═══ SUPPLIED TEXT ═══
DNA damage checkpoint response to aflatoxin B1

ENGİN A. B., Engin A.

ENVIRONMENTAL TOXICOLOGY AND PHARMACOLOGY, vol.65, pp.90-96, 2019 (SCI-Expanded) identifier identifier identifier

  • Publication Type: Article / Review
  • Volume: 65
  • Publication Date: 2019
  • Doi Number: 10.1016/j.etap.2018.12.006
  • Journal Indexes: Science Citation Index Expanded (SCI-EXPANDED), Scopus
  • Page Numbers: pp.90-96
  • Keywords: Aflatoxin B1, Aflatoxin B1-8,9-epoxide, Aflatoxin B1-E-N7-dG adduct, Ataxia telangiectasia mutated kinase, DNA damage checkpoints, Hepatocellular carcinoma, BRONCHIAL EPITHELIAL-CELLS, TUMOR-SUPPRESSOR GENE, HEPATOCELLULAR-CARCINOMA, DEATH RECEPTOR, SIGNAL-TRANSDUCTION, CELLULAR-RESPONSES, INDUCED ACTIVATION, TP53 MUTATIONS, CYCLE ARREST, LOPHIRONES B
  • Gazi University Affiliated: Yes


Although most countries regulate the aflatoxin levels in food by legislations, high amounts of aflatoxin B1 (AFB1)-DNA adducts can still be detected in normal and tumorous tissue obtained from cancer patients. AFB1 cannot directly interact with DNA unless it is biotransformed to AFB1-8, 9-epoxide via cytochrome p450 enzymes. This metabolite spontaneously and irreversibly attaches to guanine residues to generate highly mutagenic DNA adducts. AFB1-induced mutation of ATM kinase results in the deterioration of the cell cycle checkpoint activation at the G2/M checkpoint site. Genomic instability and increased cancer risk due to A T mutation is the result of diminished repair of DNA double strand breaks. The major point mutation caused by AFB1 is G-to-T transversion that is related with the high frequency of p53 mutation. Majority of AFB1 associated hepatocellular cancer cases carry TP53 mutant DNA, which is an indicator of AFB1 exposure, as well as hepatocellular cancer risk.
═══ DATA FOR ANALYSIS ═══
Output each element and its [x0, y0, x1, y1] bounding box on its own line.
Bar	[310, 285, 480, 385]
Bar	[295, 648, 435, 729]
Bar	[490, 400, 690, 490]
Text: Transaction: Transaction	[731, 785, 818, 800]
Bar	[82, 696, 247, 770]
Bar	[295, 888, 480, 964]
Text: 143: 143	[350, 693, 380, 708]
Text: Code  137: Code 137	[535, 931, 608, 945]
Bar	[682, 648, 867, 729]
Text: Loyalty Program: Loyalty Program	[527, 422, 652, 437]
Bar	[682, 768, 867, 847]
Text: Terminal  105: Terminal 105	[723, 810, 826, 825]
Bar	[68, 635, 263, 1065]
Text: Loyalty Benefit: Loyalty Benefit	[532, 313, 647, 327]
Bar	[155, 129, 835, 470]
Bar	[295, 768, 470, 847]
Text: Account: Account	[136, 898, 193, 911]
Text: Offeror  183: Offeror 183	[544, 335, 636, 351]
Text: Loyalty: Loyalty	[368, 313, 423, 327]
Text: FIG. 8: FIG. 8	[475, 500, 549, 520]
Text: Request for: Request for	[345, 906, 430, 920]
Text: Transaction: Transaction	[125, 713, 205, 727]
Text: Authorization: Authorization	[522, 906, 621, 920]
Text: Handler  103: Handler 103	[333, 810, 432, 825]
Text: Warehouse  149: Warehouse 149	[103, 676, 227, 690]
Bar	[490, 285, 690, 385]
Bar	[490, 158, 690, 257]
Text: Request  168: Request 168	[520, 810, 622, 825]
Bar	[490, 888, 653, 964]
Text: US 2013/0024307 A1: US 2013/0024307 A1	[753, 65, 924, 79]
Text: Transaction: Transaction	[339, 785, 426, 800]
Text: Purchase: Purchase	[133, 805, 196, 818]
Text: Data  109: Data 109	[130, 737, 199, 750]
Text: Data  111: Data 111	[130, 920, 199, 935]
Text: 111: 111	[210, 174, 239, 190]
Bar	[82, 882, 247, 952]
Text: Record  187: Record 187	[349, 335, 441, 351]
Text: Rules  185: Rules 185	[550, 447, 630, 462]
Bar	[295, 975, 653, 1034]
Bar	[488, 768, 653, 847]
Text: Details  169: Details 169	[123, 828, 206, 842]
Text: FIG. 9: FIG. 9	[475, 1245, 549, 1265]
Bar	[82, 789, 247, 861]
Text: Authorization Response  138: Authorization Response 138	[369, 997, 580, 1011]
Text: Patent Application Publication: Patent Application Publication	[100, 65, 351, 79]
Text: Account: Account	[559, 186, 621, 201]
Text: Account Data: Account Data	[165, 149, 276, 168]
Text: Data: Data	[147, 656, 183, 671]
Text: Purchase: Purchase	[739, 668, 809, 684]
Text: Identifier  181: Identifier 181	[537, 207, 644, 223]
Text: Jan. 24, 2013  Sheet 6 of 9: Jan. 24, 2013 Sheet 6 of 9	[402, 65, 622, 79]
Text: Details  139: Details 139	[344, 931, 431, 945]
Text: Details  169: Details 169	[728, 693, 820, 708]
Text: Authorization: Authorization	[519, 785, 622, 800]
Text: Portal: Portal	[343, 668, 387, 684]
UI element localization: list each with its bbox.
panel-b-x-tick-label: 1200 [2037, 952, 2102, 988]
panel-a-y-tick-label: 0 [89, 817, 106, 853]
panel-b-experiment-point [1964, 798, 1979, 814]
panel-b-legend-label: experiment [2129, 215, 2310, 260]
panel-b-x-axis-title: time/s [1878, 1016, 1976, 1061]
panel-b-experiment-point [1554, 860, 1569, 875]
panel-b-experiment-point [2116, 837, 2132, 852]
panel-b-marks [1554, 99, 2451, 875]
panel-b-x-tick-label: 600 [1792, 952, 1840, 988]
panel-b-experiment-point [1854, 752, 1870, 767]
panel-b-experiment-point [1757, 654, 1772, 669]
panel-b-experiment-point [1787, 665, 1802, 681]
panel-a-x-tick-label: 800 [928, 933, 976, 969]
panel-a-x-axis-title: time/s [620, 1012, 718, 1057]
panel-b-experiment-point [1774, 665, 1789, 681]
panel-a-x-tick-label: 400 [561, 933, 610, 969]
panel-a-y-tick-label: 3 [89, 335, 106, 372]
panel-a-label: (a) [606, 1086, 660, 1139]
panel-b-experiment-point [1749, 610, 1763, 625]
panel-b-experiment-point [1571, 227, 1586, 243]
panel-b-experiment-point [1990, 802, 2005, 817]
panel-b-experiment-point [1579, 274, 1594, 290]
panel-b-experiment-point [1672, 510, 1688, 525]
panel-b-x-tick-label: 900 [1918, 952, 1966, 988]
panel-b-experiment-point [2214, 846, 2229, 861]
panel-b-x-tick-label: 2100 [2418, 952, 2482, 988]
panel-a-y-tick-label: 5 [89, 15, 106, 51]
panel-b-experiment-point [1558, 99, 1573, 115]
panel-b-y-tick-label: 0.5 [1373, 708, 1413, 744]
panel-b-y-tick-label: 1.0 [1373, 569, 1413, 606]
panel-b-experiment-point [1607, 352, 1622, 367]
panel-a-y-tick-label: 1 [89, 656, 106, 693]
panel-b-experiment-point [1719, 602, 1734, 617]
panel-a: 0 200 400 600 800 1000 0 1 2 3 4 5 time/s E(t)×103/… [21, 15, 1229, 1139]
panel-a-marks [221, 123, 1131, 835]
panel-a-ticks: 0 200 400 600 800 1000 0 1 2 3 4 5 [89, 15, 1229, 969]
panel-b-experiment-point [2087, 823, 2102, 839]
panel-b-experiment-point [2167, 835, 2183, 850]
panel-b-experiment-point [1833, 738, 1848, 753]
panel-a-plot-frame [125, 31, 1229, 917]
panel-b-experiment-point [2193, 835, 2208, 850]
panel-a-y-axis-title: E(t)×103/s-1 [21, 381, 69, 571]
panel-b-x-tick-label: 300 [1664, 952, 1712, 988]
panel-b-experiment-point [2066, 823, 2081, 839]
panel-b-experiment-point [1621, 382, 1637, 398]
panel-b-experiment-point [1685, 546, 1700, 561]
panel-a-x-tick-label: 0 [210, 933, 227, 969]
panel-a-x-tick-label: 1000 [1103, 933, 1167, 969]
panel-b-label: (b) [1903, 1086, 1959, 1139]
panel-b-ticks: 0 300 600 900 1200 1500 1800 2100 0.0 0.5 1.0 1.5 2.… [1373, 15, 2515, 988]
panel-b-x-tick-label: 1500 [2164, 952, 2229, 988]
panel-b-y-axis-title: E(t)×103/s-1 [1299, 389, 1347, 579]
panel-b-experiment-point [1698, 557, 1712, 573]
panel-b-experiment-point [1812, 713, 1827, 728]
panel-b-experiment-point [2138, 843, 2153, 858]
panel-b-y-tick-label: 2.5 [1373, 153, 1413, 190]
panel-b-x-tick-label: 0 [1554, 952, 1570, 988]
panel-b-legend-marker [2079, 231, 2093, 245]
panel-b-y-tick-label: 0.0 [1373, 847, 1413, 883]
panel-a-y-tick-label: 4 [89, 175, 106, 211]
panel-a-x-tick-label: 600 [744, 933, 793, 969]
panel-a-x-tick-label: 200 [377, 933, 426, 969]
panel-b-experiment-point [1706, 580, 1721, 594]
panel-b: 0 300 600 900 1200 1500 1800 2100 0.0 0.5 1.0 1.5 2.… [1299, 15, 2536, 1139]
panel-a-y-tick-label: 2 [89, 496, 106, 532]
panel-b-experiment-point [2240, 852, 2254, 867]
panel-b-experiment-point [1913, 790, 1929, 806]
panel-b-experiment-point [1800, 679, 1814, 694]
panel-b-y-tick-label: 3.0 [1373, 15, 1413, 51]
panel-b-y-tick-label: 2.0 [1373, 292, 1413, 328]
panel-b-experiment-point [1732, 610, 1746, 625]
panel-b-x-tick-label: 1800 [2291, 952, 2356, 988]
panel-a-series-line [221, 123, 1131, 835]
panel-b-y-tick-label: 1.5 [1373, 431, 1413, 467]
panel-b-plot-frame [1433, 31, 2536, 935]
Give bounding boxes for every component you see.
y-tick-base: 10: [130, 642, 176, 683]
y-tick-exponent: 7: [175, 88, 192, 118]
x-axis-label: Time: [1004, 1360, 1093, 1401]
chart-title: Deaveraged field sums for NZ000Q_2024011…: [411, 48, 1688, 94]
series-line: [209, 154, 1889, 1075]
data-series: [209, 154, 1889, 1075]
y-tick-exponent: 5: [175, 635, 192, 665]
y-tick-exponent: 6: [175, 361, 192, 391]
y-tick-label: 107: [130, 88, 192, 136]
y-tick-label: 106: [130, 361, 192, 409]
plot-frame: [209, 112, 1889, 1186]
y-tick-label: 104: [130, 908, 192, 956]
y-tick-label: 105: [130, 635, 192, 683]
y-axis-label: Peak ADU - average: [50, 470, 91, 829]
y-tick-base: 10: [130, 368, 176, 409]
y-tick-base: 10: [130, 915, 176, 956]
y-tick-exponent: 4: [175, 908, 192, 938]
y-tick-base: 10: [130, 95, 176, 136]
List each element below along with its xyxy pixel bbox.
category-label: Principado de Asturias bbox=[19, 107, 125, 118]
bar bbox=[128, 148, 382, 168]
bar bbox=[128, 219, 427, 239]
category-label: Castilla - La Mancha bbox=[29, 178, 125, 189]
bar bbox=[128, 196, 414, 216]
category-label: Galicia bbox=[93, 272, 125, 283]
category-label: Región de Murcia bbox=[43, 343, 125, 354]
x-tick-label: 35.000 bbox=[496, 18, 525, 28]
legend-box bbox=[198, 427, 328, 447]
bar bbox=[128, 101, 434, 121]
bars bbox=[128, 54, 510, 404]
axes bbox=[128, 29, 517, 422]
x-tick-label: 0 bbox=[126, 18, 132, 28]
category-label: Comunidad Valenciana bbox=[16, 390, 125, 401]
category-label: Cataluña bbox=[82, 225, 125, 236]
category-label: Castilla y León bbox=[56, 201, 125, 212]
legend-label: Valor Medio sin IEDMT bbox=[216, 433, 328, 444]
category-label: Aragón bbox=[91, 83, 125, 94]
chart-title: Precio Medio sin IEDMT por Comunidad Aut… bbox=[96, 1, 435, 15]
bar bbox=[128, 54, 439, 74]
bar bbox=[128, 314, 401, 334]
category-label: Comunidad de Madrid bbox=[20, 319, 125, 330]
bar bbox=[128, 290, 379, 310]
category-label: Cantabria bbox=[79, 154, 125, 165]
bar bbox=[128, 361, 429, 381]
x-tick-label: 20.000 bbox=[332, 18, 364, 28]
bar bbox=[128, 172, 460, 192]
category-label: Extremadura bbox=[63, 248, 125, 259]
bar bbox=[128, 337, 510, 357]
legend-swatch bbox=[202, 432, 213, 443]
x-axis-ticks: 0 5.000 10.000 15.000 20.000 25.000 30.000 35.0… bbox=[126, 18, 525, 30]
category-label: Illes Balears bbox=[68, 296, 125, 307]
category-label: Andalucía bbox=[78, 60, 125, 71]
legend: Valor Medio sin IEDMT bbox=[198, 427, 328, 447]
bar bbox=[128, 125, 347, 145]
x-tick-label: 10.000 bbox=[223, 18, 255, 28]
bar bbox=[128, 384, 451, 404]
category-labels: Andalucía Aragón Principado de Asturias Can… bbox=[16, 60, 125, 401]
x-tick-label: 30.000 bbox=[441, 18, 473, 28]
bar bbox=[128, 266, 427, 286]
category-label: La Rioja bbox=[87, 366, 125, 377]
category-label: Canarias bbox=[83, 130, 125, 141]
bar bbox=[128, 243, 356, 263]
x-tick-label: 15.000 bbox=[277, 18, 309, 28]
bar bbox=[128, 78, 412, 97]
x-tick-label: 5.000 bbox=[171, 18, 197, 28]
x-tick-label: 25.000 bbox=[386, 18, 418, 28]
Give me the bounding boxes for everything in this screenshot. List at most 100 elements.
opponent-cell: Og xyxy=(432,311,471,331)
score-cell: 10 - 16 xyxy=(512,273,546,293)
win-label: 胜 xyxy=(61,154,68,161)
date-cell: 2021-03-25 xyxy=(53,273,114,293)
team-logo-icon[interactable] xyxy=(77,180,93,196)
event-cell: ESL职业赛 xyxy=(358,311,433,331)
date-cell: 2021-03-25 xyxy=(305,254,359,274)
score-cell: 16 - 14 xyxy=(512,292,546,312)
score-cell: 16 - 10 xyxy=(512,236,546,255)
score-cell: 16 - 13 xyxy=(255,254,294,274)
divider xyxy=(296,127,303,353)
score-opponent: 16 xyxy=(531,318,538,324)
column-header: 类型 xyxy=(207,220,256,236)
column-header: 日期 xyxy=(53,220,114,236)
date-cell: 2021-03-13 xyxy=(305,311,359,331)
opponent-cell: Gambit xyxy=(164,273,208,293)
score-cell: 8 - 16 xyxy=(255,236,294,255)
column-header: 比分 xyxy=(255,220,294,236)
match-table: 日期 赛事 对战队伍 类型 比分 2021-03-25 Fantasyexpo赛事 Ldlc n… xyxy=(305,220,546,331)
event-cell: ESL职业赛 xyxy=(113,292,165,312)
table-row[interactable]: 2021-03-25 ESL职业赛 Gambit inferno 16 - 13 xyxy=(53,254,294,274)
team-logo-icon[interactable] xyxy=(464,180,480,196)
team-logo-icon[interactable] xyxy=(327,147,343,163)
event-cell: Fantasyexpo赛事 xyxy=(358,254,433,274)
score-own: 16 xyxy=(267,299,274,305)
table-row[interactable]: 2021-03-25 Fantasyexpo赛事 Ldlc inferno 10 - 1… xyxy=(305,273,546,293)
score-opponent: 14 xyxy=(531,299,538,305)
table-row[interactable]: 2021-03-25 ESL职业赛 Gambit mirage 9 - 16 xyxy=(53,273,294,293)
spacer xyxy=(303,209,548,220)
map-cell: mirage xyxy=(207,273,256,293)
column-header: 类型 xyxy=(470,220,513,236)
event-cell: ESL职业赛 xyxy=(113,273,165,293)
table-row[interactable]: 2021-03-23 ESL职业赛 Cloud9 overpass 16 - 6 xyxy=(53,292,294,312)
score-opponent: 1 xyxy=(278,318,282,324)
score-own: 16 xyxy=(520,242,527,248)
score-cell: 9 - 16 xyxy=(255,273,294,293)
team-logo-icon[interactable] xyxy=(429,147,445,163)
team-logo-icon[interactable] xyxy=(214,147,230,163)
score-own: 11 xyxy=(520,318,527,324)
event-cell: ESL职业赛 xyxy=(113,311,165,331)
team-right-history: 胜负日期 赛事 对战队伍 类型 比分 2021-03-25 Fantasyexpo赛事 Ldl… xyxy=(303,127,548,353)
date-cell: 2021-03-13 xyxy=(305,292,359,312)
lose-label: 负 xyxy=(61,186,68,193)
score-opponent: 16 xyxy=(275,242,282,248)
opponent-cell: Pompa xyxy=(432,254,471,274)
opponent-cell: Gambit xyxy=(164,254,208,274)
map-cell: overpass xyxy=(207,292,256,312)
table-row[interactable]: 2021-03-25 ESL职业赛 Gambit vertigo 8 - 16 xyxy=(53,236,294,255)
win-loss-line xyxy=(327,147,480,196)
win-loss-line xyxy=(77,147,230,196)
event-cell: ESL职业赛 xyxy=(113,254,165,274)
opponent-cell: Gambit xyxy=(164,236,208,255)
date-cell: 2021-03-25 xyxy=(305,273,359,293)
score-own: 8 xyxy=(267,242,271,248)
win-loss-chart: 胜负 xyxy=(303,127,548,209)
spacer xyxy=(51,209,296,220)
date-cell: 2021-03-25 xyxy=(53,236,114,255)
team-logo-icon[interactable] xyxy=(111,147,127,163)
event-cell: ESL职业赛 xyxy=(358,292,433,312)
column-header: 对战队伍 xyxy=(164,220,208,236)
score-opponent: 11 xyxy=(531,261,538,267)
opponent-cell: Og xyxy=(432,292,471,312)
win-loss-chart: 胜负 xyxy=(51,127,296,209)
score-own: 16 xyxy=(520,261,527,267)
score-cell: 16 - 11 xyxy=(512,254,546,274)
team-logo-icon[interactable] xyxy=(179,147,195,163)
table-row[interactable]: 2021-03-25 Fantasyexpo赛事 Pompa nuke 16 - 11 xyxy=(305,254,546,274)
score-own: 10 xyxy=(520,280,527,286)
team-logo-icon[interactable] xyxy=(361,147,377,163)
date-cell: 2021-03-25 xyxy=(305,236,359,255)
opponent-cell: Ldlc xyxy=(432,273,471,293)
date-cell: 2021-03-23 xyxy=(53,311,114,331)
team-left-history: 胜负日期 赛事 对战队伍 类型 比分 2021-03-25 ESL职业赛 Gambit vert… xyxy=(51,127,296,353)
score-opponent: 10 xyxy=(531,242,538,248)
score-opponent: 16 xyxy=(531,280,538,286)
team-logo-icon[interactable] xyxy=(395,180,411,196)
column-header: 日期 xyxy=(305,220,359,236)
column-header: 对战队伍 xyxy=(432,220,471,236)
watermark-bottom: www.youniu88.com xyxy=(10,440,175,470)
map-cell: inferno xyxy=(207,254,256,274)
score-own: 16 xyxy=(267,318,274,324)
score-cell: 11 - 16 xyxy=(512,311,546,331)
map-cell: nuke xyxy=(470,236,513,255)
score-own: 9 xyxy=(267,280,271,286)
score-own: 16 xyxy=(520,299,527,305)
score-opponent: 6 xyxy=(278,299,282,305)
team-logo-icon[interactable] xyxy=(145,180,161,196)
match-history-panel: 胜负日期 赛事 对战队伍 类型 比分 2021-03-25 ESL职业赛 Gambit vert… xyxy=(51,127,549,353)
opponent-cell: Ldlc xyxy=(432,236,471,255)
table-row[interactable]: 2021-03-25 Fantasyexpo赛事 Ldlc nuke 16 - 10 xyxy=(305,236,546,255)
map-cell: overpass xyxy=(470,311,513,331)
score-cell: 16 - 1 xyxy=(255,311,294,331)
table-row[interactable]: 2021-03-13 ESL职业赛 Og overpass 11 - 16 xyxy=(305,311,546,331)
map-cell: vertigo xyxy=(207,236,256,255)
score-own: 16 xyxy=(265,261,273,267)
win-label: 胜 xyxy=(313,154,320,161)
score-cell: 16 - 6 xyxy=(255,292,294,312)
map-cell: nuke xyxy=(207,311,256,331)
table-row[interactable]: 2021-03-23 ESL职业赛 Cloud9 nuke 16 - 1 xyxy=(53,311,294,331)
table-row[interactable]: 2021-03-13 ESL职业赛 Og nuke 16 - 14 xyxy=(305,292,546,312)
═══
[ACTIVITY]
Translate this sentence from the abstract on aflatoxin B1 and DNA damage into Spanish: "AFB1 cannot directly interact with DNA unless it is biotransformed to AFB1-8, 9-epoxide via cytochrome p450 enzymes."

[SOLVED EXERCISE]
La AFB1 no puede interactuar directamente con el ADN a menos que sea biotransformada en AFB1-8, 9-epóxido mediante las enzimas del citocromo p450.